● **TASK STATEMENT**:
Go through the material line by line. Say how many lines contain the word "AMINO", and give nothing more.

(GIVEN INFORMATION Opens)

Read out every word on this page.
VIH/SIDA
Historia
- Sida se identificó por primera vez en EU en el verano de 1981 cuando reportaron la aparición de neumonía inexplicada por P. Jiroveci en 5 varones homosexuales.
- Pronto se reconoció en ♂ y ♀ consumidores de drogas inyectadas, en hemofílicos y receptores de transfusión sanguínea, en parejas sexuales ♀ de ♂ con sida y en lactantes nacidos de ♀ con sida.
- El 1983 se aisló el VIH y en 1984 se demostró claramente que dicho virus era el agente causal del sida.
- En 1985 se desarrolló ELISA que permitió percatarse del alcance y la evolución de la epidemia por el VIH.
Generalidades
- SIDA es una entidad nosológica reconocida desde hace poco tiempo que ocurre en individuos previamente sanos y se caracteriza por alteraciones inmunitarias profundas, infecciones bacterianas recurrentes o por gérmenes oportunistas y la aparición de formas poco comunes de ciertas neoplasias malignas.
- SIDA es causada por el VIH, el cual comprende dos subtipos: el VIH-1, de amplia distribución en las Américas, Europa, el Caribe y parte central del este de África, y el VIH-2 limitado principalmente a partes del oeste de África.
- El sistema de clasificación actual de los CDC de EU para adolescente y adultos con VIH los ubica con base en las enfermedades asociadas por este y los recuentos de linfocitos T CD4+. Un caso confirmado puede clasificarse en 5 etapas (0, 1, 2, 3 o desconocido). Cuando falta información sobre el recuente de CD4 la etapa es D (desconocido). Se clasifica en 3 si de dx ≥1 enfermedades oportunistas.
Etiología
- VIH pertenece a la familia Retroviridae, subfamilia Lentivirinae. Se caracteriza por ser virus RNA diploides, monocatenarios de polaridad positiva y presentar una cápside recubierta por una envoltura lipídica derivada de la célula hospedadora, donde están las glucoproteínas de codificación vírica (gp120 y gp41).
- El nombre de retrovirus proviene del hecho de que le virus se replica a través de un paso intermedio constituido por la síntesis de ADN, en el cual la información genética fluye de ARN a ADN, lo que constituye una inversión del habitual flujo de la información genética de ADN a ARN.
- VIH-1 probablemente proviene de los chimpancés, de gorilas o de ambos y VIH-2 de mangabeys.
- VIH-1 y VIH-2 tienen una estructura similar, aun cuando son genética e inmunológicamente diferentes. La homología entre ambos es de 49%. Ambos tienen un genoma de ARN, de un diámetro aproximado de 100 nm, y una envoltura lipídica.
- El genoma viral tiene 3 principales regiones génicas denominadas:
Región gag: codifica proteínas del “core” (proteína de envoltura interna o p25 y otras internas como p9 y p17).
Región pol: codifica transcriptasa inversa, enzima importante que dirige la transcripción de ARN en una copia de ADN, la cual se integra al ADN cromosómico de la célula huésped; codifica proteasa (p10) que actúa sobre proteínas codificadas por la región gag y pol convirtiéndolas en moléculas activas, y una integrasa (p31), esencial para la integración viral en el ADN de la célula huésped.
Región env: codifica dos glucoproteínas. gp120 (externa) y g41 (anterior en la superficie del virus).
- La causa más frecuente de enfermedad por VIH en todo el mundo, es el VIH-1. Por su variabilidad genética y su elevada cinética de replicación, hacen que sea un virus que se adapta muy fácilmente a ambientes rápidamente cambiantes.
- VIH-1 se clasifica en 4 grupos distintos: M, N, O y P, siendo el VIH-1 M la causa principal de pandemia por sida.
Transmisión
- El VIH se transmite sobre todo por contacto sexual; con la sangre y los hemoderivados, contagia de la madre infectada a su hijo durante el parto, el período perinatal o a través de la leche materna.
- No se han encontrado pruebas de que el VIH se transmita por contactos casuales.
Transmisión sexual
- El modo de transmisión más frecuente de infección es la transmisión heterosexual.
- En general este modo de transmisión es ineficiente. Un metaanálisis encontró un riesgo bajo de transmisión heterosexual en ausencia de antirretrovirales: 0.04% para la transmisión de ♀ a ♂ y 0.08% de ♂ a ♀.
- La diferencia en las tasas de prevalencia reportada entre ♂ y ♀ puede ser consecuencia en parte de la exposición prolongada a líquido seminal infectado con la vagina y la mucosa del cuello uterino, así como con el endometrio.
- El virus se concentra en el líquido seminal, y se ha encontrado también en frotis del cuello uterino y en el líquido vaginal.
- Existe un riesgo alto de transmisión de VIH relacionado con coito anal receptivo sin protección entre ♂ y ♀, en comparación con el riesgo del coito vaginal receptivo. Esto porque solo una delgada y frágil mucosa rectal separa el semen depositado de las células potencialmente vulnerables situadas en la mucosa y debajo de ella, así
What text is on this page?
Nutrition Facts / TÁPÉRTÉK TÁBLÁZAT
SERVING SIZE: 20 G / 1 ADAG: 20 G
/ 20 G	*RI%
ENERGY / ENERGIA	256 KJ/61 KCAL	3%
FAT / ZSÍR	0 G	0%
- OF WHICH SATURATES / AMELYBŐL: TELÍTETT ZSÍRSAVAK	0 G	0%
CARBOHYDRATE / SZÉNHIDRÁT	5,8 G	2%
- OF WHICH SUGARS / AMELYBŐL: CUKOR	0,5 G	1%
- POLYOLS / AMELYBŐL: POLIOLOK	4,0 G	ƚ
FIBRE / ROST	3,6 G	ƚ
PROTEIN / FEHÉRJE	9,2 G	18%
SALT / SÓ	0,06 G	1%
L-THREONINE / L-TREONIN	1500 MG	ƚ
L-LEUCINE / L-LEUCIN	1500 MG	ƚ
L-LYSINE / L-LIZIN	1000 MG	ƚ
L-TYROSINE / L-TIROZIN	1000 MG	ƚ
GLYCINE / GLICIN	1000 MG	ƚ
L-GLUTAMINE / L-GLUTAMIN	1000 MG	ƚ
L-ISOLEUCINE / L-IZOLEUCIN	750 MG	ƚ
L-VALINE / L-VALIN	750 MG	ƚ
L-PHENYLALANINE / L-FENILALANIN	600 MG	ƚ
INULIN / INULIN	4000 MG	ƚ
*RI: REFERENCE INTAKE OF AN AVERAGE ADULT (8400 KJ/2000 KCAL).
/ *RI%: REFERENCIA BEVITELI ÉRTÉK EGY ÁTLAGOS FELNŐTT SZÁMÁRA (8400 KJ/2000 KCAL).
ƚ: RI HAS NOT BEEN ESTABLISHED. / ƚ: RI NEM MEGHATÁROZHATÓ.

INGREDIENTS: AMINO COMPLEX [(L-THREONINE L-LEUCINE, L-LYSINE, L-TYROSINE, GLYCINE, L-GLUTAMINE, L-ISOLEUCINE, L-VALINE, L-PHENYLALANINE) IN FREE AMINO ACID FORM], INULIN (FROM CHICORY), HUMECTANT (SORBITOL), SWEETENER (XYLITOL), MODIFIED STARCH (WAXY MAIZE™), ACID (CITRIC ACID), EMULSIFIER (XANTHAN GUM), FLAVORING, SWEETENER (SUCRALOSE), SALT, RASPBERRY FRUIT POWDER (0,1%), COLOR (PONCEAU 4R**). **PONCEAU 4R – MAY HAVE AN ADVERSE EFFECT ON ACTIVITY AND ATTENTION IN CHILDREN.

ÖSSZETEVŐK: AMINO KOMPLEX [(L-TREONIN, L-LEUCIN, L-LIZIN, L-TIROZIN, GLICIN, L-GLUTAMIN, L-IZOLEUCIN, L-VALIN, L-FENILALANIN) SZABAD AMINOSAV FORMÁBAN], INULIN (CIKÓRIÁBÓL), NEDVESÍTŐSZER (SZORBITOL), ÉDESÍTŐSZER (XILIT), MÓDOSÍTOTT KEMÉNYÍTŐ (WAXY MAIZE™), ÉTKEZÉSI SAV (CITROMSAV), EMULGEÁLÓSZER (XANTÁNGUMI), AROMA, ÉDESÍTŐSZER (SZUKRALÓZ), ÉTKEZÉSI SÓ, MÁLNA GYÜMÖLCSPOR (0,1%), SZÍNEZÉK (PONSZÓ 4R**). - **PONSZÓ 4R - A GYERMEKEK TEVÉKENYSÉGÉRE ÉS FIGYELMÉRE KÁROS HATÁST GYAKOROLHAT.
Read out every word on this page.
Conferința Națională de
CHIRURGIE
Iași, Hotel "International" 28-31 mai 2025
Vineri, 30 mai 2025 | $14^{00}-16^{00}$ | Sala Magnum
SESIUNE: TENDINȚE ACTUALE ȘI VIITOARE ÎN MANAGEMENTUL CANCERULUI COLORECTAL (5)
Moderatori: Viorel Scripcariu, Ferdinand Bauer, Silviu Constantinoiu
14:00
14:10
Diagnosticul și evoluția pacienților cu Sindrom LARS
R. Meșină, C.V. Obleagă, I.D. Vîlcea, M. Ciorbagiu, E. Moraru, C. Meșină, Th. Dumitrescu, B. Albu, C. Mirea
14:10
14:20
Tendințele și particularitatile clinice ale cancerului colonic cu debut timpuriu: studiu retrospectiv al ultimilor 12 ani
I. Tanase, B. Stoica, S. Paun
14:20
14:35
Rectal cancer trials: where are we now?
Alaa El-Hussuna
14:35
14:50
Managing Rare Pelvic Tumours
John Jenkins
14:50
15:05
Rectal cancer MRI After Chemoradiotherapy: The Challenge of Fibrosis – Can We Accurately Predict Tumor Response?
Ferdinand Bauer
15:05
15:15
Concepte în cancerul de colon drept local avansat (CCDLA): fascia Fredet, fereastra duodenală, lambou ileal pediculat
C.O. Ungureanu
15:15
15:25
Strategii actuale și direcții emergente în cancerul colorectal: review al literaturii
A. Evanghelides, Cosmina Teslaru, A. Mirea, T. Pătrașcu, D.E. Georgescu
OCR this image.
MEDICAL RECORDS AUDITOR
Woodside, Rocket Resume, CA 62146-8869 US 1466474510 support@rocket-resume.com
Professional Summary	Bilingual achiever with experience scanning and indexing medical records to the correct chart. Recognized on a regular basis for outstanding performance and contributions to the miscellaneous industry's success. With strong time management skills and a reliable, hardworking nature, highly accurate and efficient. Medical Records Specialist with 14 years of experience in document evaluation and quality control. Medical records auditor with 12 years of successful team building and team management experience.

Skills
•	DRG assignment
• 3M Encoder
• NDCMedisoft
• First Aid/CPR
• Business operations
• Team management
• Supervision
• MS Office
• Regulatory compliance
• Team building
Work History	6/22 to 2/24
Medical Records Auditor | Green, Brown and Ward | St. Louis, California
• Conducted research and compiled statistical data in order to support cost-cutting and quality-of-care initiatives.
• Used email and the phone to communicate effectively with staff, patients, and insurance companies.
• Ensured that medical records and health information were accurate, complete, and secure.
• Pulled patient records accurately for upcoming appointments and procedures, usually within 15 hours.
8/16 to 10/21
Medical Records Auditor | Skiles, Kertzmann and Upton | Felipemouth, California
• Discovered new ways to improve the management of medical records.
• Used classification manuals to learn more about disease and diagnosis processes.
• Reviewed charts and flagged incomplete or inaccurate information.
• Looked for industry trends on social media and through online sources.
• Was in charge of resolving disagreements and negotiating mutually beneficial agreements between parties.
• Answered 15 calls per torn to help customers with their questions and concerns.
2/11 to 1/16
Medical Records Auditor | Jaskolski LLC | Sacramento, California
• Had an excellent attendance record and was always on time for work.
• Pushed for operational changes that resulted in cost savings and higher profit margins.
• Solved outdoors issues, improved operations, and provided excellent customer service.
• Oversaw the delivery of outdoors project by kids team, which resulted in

(GIVEN INFORMATION Closes)

● **TASK SOLUTION**:
2